Items from a data source:

—————

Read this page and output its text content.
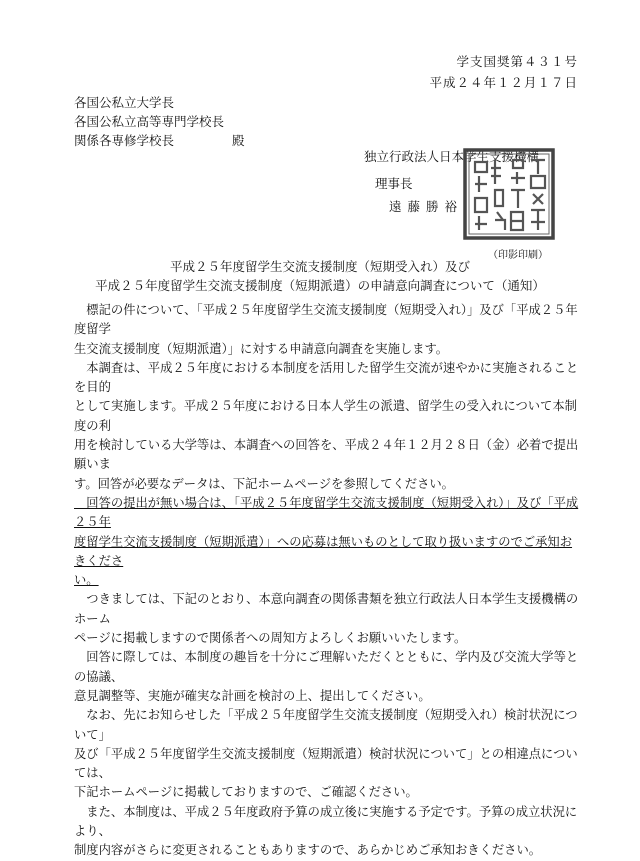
学支国奨第４３１号
平成２４年１２月１７日
各国公私立大学長
各国公私立高等専門学校長
関係各専修学校長	殿
独立行政法人日本学生支援機構
理事長
遠藤勝裕
（印影印刷）
平成２５年度留学生交流支援制度（短期受入れ）及び
平成２５年度留学生交流支援制度（短期派遣）の申請意向調査について（通知）

　標記の件について、「平成２５年度留学生交流支援制度（短期受入れ）」及び「平成２５年度留学
生交流支援制度（短期派遣）」に対する申請意向調査を実施します。

　本調査は、平成２５年度における本制度を活用した留学生交流が速やかに実施されることを目的
として実施します。平成２５年度における日本人学生の派遣、留学生の受入れについて本制度の利
用を検討している大学等は、本調査への回答を、平成２４年１２月２８日（金）必着で提出願いま
す。回答が必要なデータは、下記ホームページを参照してください。

　回答の提出が無い場合は、「平成２５年度留学生交流支援制度（短期受入れ）」及び「平成２５年
度留学生交流支援制度（短期派遣）」への応募は無いものとして取り扱いますのでご承知おきくださ
い。

　つきましては、下記のとおり、本意向調査の関係書類を独立行政法人日本学生支援機構のホーム
ページに掲載しますので関係者への周知方よろしくお願いいたします。

　回答に際しては、本制度の趣旨を十分にご理解いただくとともに、学内及び交流大学等との協議、
意見調整等、実施が確実な計画を検討の上、提出してください。

　なお、先にお知らせした「平成２５年度留学生交流支援制度（短期受入れ）検討状況について」
及び「平成２５年度留学生交流支援制度（短期派遣）検討状況について」との相違点については、
下記ホームページに掲載しておりますので、ご確認ください。

　また、本制度は、平成２５年度政府予算の成立後に実施する予定です。予算の成立状況により、
制度内容がさらに変更されることもありますので、あらかじめご承知おきください。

—————

▶ [Work to do]
Transcribe all of the material exactly, leaving out whatever pictures it contains.

▶ [Written response]
Read this page and output its text content.
学支国奨第４３１号
平成２４年１２月１７日
各国公私立大学長
各国公私立高等専門学校長
関係各専修学校長	殿
独立行政法人日本学生支援機構
理事長
遠藤勝裕
（印影印刷）
平成２５年度留学生交流支援制度（短期受入れ）及び
平成２５年度留学生交流支援制度（短期派遣）の申請意向調査について（通知）

　標記の件について、「平成２５年度留学生交流支援制度（短期受入れ）」及び「平成２５年度留学
生交流支援制度（短期派遣）」に対する申請意向調査を実施します。

　本調査は、平成２５年度における本制度を活用した留学生交流が速やかに実施されることを目的
として実施します。平成２５年度における日本人学生の派遣、留学生の受入れについて本制度の利
用を検討している大学等は、本調査への回答を、平成２４年１２月２８日（金）必着で提出願いま
す。回答が必要なデータは、下記ホームページを参照してください。

　回答の提出が無い場合は、「平成２５年度留学生交流支援制度（短期受入れ）」及び「平成２５年
度留学生交流支援制度（短期派遣）」への応募は無いものとして取り扱いますのでご承知おきくださ
い。

　つきましては、下記のとおり、本意向調査の関係書類を独立行政法人日本学生支援機構のホーム
ページに掲載しますので関係者への周知方よろしくお願いいたします。

　回答に際しては、本制度の趣旨を十分にご理解いただくとともに、学内及び交流大学等との協議、
意見調整等、実施が確実な計画を検討の上、提出してください。

　なお、先にお知らせした「平成２５年度留学生交流支援制度（短期受入れ）検討状況について」
及び「平成２５年度留学生交流支援制度（短期派遣）検討状況について」との相違点については、
下記ホームページに掲載しておりますので、ご確認ください。

　また、本制度は、平成２５年度政府予算の成立後に実施する予定です。予算の成立状況により、
制度内容がさらに変更されることもありますので、あらかじめご承知おきください。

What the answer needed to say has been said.